Written problem A:
Please copy the records verbatim, from their first line through the line that contains "tick-top-minor bbox=[394, 254, 398, 259]", with both of those lines included.

##### Selected excerpt #####

Reducing risky behaviour through the provision of information

There is a long history of school-based programmes and other interventions that have sought to reduce young people’s participation in risky behaviour in response to Government and public concern over such behaviour and its associated harms. However, there is little consensus about which approaches are most effective, or which groups should be targeted.

The Department for Education commissioned this report from the Centre for Understanding Behavioural Change (CUBeC) to explore whether engagement in risky behaviour could be reduced by providing young people with information.

First, the report sets the context by summarising a selection of existing empirical research about patterns of risky behaviour amongst young people, supplemented with our own empirical analysis. We then review the current literature on the effectiveness of two specific approaches to supplying young people with information to reduce participation in risky behaviour: (i) providing information on the consequences of that behaviour; and (ii) providing information about the true prevalence of that behaviour amongst their peers (‘social norms’).

#####

Written problem B:
Translate into French this sentence from the passage on reducing risky behavior: "The Department for Education commissioned this report from the Centre for Understanding Behavioural Change (CUBeC) to explore whether engagement in risky behaviour could be reduced by providing young people with information."

##### Entries #####

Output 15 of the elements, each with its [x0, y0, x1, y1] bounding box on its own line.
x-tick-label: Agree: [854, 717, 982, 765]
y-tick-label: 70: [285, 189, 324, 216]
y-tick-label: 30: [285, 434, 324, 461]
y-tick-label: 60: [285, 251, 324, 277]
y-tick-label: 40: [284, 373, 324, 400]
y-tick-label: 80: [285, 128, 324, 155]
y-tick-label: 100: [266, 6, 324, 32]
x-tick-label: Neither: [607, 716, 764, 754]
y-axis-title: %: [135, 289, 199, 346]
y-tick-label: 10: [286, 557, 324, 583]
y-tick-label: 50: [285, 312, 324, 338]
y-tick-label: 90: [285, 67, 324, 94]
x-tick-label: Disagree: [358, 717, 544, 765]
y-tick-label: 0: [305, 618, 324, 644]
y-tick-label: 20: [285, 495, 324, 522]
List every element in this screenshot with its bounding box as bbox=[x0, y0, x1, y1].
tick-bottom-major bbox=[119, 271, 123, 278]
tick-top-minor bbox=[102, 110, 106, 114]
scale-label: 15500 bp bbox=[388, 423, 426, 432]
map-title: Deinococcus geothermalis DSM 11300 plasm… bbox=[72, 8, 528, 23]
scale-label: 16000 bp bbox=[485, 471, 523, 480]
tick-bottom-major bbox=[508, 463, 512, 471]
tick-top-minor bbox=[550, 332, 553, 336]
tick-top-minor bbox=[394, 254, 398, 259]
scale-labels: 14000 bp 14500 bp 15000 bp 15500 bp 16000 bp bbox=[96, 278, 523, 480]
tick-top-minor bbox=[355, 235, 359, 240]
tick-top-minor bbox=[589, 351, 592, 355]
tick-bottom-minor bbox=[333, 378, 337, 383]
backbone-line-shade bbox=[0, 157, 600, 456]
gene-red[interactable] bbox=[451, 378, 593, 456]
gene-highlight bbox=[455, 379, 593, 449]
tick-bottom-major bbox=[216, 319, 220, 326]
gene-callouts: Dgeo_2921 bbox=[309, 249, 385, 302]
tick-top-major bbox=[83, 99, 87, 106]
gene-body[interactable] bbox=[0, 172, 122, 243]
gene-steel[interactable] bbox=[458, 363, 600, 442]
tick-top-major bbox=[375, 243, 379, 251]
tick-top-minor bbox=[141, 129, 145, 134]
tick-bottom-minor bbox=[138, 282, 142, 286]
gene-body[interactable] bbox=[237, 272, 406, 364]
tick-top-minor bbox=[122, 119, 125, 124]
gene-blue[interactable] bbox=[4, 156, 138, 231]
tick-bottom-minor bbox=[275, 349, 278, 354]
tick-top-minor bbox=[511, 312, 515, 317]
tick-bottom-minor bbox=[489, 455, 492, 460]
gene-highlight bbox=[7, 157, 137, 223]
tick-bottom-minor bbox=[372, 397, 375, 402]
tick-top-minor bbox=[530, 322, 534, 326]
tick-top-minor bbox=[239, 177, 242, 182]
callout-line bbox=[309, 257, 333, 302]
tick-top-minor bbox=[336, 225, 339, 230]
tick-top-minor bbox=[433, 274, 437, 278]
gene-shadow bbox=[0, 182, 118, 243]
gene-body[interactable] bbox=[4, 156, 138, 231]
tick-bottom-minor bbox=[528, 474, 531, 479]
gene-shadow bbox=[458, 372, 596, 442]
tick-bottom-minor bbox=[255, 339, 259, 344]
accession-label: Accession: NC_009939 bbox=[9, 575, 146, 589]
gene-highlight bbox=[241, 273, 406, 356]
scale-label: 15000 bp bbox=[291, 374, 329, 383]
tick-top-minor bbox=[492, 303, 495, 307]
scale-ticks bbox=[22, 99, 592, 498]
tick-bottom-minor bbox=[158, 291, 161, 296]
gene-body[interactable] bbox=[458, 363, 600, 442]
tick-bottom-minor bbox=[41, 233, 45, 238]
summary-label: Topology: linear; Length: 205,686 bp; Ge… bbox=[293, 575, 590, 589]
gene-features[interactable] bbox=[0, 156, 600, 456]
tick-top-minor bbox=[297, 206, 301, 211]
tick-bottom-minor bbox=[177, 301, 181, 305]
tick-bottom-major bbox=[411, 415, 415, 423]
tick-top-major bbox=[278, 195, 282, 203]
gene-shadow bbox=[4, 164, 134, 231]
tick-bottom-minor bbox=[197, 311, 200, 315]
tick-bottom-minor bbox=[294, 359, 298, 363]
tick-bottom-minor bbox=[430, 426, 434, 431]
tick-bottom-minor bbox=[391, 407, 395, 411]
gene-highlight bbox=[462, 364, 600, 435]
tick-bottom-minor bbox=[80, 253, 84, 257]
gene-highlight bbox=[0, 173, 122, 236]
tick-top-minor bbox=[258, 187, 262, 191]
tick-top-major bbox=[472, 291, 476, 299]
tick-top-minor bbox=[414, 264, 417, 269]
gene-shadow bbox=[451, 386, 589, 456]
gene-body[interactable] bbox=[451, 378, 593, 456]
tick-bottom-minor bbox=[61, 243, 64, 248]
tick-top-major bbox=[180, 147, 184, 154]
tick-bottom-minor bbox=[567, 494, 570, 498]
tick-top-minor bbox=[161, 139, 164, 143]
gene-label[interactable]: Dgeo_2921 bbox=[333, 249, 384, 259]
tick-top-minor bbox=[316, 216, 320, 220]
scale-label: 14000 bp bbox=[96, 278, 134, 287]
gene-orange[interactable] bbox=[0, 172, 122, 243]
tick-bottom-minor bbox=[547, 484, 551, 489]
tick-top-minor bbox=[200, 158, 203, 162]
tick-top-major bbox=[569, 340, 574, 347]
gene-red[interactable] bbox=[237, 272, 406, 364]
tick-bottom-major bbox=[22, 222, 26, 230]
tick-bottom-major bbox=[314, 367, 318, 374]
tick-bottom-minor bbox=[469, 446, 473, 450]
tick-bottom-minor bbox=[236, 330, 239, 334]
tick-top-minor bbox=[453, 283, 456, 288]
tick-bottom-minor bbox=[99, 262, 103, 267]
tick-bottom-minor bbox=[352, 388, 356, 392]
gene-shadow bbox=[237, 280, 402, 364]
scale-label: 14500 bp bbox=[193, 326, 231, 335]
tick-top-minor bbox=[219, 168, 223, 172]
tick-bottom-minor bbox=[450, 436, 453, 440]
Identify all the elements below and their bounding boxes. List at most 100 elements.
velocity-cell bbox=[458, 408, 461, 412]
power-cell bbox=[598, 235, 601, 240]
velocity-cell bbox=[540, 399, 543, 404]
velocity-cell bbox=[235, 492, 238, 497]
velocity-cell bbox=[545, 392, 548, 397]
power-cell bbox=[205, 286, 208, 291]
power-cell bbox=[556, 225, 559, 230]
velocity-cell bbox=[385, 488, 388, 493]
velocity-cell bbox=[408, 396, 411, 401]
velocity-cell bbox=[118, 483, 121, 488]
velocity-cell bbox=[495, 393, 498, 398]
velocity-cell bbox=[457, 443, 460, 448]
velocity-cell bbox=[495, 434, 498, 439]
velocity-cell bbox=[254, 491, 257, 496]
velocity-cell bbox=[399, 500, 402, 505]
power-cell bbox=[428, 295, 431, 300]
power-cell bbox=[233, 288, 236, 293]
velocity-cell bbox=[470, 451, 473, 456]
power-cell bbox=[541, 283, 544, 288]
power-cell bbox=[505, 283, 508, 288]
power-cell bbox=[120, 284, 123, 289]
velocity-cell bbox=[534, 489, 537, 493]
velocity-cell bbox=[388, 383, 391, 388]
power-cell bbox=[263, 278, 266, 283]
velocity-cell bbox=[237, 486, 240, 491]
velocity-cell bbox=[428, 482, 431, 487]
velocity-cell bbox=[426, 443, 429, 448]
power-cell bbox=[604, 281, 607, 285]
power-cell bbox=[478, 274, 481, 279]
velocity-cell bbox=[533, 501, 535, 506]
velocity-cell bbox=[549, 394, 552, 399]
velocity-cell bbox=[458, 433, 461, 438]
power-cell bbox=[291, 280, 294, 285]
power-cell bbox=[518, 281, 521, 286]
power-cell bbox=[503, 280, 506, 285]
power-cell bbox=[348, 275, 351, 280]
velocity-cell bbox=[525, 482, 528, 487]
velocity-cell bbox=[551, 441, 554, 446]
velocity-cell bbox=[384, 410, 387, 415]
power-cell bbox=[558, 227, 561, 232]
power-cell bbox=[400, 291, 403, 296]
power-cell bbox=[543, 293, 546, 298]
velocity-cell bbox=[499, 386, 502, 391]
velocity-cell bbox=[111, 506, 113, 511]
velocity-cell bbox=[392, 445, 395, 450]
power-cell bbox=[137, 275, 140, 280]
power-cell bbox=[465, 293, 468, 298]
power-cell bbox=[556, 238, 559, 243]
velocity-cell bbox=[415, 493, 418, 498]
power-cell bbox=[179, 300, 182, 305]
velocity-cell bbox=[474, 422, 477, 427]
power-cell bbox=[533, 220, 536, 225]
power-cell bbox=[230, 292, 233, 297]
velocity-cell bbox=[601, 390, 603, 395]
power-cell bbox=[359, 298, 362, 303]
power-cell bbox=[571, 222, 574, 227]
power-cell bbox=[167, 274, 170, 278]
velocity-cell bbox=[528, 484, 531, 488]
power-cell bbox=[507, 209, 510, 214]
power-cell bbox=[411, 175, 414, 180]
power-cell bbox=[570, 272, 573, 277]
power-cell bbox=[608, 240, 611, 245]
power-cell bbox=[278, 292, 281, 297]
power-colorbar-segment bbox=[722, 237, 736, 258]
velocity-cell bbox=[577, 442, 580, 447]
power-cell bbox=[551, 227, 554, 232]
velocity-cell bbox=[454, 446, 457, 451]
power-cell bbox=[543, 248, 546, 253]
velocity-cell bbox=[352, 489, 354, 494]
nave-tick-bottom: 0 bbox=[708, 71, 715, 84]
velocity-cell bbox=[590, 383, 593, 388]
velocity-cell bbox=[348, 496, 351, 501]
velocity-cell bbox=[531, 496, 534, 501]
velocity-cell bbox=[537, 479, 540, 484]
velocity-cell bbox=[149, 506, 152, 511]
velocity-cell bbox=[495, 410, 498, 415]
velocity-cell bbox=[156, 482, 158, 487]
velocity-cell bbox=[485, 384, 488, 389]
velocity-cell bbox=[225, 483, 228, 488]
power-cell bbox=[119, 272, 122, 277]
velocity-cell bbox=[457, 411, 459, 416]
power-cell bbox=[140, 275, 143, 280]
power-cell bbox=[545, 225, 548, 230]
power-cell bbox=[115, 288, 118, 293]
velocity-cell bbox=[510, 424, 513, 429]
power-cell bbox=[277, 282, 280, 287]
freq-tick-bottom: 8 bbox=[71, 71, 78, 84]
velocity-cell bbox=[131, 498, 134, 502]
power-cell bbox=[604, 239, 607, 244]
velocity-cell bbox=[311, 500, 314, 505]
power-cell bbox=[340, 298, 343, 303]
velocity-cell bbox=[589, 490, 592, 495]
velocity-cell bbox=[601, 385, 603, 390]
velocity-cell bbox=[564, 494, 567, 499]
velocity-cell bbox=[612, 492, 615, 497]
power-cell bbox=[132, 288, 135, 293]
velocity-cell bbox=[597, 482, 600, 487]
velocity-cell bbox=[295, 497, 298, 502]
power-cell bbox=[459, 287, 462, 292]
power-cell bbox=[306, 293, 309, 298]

#####

Finished answer A:
Output 15 of the elements, each with its [x0, y0, x1, y1] bounding box on its own line.
x-tick-label: Agree: [854, 717, 982, 765]
y-tick-label: 70: [285, 189, 324, 216]
y-tick-label: 30: [285, 434, 324, 461]
y-tick-label: 60: [285, 251, 324, 277]
y-tick-label: 40: [284, 373, 324, 400]
y-tick-label: 80: [285, 128, 324, 155]
y-tick-label: 100: [266, 6, 324, 32]
x-tick-label: Neither: [607, 716, 764, 754]
y-axis-title: %: [135, 289, 199, 346]
y-tick-label: 10: [286, 557, 324, 583]
y-tick-label: 50: [285, 312, 324, 338]
y-tick-label: 90: [285, 67, 324, 94]
x-tick-label: Disagree: [358, 717, 544, 765]
y-tick-label: 0: [305, 618, 324, 644]
y-tick-label: 20: [285, 495, 324, 522]
List every element in this screenshot with its bounding box as bbox=[x0, y0, x1, y1].
tick-bottom-major bbox=[119, 271, 123, 278]
tick-top-minor bbox=[102, 110, 106, 114]
scale-label: 15500 bp bbox=[388, 423, 426, 432]
map-title: Deinococcus geothermalis DSM 11300 plasm… bbox=[72, 8, 528, 23]
scale-label: 16000 bp bbox=[485, 471, 523, 480]
tick-bottom-major bbox=[508, 463, 512, 471]
tick-top-minor bbox=[550, 332, 553, 336]
tick-top-minor bbox=[394, 254, 398, 259]

Finished answer B:
Le Department for Education a commandé ce rapport au Centre for Understanding Behavioural Change (CUBeC) afin d'examiner si l'implication dans des comportements à risque pouvait être réduite en fournissant des informations aux jeunes.